==== Supplied entries ====

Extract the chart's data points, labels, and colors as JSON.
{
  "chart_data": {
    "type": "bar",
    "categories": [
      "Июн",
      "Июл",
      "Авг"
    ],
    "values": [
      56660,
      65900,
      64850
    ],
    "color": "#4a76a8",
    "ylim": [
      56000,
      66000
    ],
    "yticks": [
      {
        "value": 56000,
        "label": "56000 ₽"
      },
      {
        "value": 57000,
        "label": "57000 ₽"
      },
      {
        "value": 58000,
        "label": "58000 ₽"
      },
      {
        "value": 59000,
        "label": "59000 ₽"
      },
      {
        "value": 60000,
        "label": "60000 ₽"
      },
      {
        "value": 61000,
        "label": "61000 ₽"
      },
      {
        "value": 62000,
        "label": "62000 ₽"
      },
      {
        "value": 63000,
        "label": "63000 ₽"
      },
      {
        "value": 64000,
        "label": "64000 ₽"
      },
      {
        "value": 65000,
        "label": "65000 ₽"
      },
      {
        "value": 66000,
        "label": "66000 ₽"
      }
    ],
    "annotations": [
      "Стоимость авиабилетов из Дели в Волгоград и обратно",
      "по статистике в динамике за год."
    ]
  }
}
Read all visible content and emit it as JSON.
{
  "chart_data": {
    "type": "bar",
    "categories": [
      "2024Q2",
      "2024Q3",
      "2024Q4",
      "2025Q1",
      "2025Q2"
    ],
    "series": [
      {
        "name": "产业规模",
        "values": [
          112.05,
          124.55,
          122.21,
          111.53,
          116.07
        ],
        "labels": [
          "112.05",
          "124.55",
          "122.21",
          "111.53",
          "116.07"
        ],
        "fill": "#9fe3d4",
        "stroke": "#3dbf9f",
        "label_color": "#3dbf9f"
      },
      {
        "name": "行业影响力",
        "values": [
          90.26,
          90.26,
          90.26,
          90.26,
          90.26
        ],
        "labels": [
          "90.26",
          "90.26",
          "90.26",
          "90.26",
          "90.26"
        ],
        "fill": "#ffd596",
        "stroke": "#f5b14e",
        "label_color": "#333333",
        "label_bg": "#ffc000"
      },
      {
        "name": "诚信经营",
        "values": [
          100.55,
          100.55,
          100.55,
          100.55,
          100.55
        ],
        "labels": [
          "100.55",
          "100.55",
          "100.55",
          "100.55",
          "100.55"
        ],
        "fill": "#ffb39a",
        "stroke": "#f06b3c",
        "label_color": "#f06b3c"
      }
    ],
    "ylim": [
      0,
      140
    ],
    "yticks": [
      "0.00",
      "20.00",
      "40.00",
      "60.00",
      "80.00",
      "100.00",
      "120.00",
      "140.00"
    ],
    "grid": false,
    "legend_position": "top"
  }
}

====

Set task: Reproduce the records word for word.

Response to the exercise:
Extract the chart's data points, labels, and colors as JSON.
{
  "chart_data": {
    "type": "bar",
    "categories": [
      "Июн",
      "Июл",
      "Авг"
    ],
    "values": [
      56660,
      65900,
      64850
    ],
    "color": "#4a76a8",
    "ylim": [
      56000,
      66000
    ],
    "yticks": [
      {
        "value": 56000,
        "label": "56000 ₽"
      },
      {
        "value": 57000,
        "label": "57000 ₽"
      },
      {
        "value": 58000,
        "label": "58000 ₽"
      },
      {
        "value": 59000,
        "label": "59000 ₽"
      },
      {
        "value": 60000,
        "label": "60000 ₽"
      },
      {
        "value": 61000,
        "label": "61000 ₽"
      },
      {
        "value": 62000,
        "label": "62000 ₽"
      },
      {
        "value": 63000,
        "label": "63000 ₽"
      },
      {
        "value": 64000,
        "label": "64000 ₽"
      },
      {
        "value": 65000,
        "label": "65000 ₽"
      },
      {
        "value": 66000,
        "label": "66000 ₽"
      }
    ],
    "annotations": [
      "Стоимость авиабилетов из Дели в Волгоград и обратно",
      "по статистике в динамике за год."
    ]
  }
}
Read all visible content and emit it as JSON.
{
  "chart_data": {
    "type": "bar",
    "categories": [
      "2024Q2",
      "2024Q3",
      "2024Q4",
      "2025Q1",
      "2025Q2"
    ],
    "series": [
      {
        "name": "产业规模",
        "values": [
          112.05,
          124.55,
          122.21,
          111.53,
          116.07
        ],
        "labels": [
          "112.05",
          "124.55",
          "122.21",
          "111.53",
          "116.07"
        ],
        "fill": "#9fe3d4",
        "stroke": "#3dbf9f",
        "label_color": "#3dbf9f"
      },
      {
        "name": "行业影响力",
        "values": [
          90.26,
          90.26,
          90.26,
          90.26,
          90.26
        ],
        "labels": [
          "90.26",
          "90.26",
          "90.26",
          "90.26",
          "90.26"
        ],
        "fill": "#ffd596",
        "stroke": "#f5b14e",
        "label_color": "#333333",
        "label_bg": "#ffc000"
      },
      {
        "name": "诚信经营",
        "values": [
          100.55,
          100.55,
          100.55,
          100.55,
          100.55
        ],
        "labels": [
          "100.55",
          "100.55",
          "100.55",
          "100.55",
          "100.55"
        ],
        "fill": "#ffb39a",
        "stroke": "#f06b3c",
        "label_color": "#f06b3c"
      }
    ],
    "ylim": [
      0,
      140
    ],
    "yticks": [
      "0.00",
      "20.00",
      "40.00",
      "60.00",
      "80.00",
      "100.00",
      "120.00",
      "140.00"
    ],
    "grid": false,
    "legend_position": "top"
  }
}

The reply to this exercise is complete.